> **YOUR TASK**
Copy out all the data, word for word.
● ● ●
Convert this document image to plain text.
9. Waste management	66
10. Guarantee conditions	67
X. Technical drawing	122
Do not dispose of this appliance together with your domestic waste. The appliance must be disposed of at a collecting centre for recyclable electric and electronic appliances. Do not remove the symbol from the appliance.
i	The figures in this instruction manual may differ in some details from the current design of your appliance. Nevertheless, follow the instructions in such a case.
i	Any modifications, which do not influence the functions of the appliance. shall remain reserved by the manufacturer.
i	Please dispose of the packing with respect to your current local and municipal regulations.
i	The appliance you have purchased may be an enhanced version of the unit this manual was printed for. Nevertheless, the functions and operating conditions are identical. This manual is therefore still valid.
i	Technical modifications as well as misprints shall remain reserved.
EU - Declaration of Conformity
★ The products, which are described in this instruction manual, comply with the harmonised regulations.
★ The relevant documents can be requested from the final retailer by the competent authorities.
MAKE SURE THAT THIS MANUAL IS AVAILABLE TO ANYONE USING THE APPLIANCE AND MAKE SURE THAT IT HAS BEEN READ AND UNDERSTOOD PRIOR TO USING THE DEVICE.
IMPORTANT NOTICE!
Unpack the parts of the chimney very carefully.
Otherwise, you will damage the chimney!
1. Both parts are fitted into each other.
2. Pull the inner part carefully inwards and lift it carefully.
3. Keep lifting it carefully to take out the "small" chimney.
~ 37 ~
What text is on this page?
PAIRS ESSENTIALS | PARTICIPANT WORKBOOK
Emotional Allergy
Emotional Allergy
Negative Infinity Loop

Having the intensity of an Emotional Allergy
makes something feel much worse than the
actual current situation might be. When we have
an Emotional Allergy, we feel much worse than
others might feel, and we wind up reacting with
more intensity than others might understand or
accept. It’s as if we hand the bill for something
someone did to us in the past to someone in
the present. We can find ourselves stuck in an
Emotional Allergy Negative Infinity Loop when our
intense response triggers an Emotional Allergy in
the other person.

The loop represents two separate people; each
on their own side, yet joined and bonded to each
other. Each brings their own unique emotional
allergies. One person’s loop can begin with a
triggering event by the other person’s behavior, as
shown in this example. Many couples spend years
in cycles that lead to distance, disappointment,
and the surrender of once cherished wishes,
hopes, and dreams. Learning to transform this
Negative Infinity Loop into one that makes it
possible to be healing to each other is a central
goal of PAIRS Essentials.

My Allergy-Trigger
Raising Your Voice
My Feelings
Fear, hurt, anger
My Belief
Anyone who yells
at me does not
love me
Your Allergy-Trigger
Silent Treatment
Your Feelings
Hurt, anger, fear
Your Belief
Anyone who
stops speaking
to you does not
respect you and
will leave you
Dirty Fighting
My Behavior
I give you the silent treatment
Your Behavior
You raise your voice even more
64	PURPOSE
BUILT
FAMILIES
● ● ●
> **FINISHED TASK**
Convert this document image to plain text.
9. Waste management	66
10. Guarantee conditions	67
X. Technical drawing	122
Do not dispose of this appliance together with your domestic waste. The appliance must be disposed of at a collecting centre for recyclable electric and electronic appliances. Do not remove the symbol from the appliance.
i	The figures in this instruction manual may differ in some details from the current design of your appliance. Nevertheless, follow the instructions in such a case.
i	Any modifications, which do not influence the functions of the appliance. shall remain reserved by the manufacturer.
i	Please dispose of the packing with respect to your current local and municipal regulations.
i	The appliance you have purchased may be an enhanced version of the unit this manual was printed for. Nevertheless, the functions and operating conditions are identical. This manual is therefore still valid.
i	Technical modifications as well as misprints shall remain reserved.
EU - Declaration of Conformity
★ The products, which are described in this instruction manual, comply with the harmonised regulations.
★ The relevant documents can be requested from the final retailer by the competent authorities.
MAKE SURE THAT THIS MANUAL IS AVAILABLE TO ANYONE USING THE APPLIANCE AND MAKE SURE THAT IT HAS BEEN READ AND UNDERSTOOD PRIOR TO USING THE DEVICE.
IMPORTANT NOTICE!
Unpack the parts of the chimney very carefully.
Otherwise, you will damage the chimney!
1. Both parts are fitted into each other.
2. Pull the inner part carefully inwards and lift it carefully.
3. Keep lifting it carefully to take out the "small" chimney.
~ 37 ~
What text is on this page?
PAIRS ESSENTIALS | PARTICIPANT WORKBOOK
Emotional Allergy
Emotional Allergy
Negative Infinity Loop

Having the intensity of an Emotional Allergy
makes something feel much worse than the
actual current situation might be. When we have
an Emotional Allergy, we feel much worse than
others might feel, and we wind up reacting with
more intensity than others might understand or
accept. It’s as if we hand the bill for something
someone did to us in the past to someone in
the present. We can find ourselves stuck in an
Emotional Allergy Negative Infinity Loop when our
intense response triggers an Emotional Allergy in
the other person.

The loop represents two separate people; each
on their own side, yet joined and bonded to each
other. Each brings their own unique emotional
allergies. One person’s loop can begin with a
triggering event by the other person’s behavior, as
shown in this example. Many couples spend years
in cycles that lead to distance, disappointment,
and the surrender of once cherished wishes,
hopes, and dreams. Learning to transform this
Negative Infinity Loop into one that makes it
possible to be healing to each other is a central
goal of PAIRS Essentials.

My Allergy-Trigger
Raising Your Voice
My Feelings
Fear, hurt, anger
My Belief
Anyone who yells
at me does not
love me
Your Allergy-Trigger
Silent Treatment
Your Feelings
Hurt, anger, fear
Your Belief
Anyone who
stops speaking
to you does not
respect you and
will leave you
Dirty Fighting
My Behavior
I give you the silent treatment
Your Behavior
You raise your voice even more
64	PURPOSE
BUILT
FAMILIES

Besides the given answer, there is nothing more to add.